#### Exercise description:
Filter the records below, keeping only lines with the string "title".

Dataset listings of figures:
╔══
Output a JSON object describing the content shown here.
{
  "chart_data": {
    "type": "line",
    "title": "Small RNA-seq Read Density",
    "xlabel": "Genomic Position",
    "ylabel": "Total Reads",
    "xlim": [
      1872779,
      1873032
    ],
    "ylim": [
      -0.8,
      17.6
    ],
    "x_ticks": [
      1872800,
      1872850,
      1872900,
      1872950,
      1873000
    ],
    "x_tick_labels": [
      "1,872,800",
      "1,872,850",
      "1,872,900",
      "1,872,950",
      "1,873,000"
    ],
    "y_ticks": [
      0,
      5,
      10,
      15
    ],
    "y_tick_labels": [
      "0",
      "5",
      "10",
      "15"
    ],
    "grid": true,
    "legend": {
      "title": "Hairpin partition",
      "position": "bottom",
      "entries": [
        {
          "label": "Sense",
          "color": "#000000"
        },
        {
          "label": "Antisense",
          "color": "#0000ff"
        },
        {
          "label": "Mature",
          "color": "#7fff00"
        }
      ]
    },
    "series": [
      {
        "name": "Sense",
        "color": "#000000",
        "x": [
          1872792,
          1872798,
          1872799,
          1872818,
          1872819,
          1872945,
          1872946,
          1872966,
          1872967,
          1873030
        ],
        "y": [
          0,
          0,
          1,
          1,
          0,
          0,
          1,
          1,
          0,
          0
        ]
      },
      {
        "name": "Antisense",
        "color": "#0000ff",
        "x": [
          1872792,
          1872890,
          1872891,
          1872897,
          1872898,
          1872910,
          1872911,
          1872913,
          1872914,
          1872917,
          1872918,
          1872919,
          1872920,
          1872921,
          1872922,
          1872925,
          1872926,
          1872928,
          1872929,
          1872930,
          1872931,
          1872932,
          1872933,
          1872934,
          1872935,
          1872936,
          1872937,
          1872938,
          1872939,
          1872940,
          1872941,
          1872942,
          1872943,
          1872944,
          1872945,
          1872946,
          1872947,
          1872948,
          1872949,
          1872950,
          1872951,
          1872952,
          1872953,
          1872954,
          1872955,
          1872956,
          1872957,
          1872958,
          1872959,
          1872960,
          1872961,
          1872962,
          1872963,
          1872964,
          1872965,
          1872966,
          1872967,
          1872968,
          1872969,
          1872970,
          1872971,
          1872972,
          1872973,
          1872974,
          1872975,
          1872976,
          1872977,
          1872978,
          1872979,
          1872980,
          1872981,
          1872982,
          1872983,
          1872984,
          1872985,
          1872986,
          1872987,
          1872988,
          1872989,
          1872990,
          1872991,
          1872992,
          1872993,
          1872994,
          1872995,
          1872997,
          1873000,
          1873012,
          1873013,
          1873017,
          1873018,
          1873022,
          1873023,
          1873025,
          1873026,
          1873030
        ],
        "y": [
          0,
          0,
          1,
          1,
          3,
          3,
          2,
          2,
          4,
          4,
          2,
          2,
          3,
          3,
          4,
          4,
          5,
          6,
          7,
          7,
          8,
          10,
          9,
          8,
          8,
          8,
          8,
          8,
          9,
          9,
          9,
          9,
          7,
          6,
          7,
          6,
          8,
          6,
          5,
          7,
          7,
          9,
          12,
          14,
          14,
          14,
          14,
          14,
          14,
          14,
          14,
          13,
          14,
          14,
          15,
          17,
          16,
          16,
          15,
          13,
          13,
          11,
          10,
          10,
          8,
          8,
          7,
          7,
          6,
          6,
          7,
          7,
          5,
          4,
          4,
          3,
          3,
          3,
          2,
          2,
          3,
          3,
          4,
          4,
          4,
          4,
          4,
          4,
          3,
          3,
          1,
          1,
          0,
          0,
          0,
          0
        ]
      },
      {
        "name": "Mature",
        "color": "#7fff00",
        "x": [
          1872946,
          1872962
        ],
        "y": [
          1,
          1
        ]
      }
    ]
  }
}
╚══
#### Response below:
    "title": "Small RNA-seq Read Density",
      "title": "Hairpin partition",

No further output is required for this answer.